**Given information:**

>> start

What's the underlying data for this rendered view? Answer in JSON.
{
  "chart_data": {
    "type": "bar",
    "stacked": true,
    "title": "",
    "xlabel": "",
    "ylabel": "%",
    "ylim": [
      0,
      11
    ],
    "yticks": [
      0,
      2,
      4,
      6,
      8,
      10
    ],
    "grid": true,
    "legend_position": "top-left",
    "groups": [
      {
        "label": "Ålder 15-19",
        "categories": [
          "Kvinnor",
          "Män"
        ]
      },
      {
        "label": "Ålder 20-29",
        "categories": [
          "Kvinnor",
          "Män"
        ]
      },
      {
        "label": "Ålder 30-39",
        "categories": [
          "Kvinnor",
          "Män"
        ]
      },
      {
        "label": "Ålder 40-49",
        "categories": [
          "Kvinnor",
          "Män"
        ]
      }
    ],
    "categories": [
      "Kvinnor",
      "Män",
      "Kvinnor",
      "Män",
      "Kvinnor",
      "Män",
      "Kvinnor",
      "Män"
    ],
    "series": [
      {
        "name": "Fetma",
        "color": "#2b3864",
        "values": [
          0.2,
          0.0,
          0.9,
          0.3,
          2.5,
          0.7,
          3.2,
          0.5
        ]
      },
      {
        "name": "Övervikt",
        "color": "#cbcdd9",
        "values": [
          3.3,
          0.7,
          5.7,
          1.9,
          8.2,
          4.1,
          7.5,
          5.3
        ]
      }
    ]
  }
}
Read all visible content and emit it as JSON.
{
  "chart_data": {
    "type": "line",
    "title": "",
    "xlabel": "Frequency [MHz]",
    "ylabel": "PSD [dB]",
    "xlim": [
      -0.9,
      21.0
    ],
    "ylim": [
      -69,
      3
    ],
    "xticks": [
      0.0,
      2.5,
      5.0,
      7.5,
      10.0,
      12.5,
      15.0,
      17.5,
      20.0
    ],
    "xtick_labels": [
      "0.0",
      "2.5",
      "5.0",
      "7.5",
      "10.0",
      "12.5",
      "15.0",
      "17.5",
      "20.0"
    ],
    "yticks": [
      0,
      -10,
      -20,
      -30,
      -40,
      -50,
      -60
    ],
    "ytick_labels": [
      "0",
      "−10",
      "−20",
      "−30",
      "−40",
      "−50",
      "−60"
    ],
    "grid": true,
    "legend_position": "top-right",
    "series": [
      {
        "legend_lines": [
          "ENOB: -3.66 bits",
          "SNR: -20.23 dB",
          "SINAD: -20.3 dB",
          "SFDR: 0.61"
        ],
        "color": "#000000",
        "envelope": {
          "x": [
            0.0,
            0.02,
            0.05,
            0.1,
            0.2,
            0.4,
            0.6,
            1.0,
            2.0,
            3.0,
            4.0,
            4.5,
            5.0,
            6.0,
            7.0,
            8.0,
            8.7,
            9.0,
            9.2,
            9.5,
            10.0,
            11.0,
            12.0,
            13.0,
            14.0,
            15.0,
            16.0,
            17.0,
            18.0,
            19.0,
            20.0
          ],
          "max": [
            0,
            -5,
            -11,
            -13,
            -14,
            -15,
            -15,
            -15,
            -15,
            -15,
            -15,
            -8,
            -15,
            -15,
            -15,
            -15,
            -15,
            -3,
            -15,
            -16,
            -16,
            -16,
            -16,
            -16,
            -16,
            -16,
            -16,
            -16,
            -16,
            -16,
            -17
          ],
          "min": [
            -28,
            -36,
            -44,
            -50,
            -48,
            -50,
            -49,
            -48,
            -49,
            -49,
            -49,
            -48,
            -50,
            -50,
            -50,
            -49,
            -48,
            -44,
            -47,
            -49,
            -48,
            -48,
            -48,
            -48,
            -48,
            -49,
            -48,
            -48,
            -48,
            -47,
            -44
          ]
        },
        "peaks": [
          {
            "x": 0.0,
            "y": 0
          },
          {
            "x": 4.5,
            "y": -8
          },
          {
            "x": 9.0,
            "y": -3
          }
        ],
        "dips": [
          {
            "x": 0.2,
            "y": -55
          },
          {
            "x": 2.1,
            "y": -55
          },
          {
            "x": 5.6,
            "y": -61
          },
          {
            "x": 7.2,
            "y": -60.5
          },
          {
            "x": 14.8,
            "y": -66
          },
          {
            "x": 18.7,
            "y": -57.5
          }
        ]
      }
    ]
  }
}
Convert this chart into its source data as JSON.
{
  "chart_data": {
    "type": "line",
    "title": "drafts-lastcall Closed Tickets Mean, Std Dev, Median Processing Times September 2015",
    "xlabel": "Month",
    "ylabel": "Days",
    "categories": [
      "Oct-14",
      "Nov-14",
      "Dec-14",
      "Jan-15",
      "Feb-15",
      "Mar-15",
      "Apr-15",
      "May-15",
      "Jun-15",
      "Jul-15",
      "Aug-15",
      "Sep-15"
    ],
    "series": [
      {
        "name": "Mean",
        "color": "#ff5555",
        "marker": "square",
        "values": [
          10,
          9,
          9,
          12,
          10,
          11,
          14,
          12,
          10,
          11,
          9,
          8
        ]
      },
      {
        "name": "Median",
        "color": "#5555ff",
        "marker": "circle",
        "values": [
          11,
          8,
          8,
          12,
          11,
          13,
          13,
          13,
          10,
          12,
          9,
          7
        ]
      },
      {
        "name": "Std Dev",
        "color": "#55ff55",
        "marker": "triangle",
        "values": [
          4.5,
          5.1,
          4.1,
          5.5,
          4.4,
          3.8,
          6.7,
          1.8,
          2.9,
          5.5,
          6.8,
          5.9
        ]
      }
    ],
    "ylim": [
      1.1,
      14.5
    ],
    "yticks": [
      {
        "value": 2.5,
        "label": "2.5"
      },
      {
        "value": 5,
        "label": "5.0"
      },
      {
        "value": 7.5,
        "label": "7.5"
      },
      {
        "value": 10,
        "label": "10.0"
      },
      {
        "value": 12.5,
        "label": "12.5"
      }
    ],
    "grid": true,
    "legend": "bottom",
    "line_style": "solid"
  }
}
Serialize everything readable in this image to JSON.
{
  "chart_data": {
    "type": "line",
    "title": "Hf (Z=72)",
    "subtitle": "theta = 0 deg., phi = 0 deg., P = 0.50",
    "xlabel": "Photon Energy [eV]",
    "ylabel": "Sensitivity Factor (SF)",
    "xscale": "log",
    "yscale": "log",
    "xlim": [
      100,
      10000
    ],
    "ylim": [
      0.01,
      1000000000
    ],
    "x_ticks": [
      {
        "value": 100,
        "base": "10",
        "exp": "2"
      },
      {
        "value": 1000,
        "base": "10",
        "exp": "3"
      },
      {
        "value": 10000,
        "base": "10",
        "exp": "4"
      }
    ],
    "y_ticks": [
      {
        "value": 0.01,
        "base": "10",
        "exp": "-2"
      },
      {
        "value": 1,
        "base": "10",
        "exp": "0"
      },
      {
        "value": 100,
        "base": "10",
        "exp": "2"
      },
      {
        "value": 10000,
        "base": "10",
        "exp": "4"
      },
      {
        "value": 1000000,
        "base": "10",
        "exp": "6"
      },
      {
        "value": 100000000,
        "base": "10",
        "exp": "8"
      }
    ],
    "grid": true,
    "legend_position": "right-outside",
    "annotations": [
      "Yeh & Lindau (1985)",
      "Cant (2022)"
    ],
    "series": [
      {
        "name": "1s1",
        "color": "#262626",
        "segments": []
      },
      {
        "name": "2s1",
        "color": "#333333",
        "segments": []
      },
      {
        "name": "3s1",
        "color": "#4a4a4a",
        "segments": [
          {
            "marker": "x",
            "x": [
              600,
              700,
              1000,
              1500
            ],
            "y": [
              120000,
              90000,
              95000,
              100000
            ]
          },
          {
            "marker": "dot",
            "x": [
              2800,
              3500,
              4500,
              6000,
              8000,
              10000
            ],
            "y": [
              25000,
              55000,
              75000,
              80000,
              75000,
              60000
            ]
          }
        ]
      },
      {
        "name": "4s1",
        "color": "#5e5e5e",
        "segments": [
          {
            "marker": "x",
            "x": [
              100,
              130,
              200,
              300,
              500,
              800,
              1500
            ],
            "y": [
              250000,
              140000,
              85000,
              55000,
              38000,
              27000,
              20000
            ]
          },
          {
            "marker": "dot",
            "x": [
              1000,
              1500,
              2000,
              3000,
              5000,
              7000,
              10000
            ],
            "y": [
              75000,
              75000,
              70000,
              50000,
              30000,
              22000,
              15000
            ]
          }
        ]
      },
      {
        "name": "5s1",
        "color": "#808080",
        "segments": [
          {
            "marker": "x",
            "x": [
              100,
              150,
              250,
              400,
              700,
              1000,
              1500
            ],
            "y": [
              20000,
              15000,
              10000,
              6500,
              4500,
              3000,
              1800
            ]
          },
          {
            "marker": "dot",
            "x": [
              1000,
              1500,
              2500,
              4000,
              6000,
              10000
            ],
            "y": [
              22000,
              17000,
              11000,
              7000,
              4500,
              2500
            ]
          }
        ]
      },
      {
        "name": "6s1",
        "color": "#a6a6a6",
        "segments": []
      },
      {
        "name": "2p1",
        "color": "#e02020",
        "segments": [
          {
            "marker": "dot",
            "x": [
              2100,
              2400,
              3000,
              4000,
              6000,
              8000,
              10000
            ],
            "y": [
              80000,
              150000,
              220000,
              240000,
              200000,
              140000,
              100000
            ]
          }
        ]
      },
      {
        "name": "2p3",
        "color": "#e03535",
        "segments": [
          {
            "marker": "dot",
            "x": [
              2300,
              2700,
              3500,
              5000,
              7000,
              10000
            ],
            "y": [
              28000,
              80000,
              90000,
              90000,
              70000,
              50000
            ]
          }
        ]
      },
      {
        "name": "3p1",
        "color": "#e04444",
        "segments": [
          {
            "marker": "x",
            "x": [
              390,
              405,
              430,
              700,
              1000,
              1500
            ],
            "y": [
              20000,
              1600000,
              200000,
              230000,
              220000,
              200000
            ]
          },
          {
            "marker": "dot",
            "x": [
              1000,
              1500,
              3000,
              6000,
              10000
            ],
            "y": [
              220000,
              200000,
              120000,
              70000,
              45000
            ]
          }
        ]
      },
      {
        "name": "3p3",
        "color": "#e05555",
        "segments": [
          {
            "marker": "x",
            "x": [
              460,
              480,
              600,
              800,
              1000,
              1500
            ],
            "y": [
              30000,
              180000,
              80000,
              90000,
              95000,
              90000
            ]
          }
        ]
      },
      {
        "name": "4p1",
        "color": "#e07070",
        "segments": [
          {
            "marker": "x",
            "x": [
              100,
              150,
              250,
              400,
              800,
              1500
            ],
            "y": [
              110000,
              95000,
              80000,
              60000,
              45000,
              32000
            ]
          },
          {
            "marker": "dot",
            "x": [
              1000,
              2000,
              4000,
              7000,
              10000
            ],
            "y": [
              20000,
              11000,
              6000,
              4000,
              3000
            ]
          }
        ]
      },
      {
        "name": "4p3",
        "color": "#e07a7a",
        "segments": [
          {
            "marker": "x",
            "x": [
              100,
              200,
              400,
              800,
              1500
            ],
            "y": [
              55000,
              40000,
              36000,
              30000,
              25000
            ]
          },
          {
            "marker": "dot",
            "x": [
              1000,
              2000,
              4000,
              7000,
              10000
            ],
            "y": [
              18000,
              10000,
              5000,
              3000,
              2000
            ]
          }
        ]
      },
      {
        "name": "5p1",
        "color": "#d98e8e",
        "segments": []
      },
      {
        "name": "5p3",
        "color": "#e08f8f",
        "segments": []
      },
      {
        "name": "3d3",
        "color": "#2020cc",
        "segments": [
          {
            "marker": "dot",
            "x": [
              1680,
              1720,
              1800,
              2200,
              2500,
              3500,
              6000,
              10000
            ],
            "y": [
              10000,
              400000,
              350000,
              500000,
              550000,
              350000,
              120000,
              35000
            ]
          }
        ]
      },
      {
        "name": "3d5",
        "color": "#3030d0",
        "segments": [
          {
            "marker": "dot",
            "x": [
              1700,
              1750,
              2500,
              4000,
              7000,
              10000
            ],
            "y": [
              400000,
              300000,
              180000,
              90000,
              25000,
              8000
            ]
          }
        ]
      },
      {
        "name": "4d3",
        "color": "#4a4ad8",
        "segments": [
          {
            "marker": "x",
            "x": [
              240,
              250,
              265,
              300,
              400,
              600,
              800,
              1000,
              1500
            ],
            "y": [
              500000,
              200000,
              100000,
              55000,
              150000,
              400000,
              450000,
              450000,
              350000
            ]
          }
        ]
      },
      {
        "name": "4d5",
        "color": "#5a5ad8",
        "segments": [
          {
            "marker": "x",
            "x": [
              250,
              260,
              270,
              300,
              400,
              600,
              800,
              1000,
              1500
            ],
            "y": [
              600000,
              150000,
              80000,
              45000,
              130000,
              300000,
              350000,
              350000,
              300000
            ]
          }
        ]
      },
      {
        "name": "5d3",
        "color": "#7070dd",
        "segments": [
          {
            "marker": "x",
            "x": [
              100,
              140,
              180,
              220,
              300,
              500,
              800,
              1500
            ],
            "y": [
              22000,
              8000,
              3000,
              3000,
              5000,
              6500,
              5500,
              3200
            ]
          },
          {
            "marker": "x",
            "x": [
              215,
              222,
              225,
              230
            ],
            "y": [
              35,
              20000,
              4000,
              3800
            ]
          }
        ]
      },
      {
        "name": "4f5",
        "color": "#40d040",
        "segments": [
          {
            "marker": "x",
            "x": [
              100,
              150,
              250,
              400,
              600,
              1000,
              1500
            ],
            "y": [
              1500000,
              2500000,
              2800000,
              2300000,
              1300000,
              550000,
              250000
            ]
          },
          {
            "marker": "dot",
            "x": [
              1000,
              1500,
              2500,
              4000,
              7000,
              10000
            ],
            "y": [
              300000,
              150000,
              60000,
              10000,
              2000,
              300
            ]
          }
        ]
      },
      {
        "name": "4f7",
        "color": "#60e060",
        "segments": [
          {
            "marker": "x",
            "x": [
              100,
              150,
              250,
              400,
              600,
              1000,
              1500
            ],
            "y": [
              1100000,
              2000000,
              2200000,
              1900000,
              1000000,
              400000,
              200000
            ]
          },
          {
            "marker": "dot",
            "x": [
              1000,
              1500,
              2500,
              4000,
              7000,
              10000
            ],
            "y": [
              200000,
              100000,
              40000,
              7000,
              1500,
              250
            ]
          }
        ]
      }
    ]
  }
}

>> end

**Problem details:**
Of the lines in the listing, how many hold the word "Ålder"? Nothing but the number is needed.

**Full response:**
4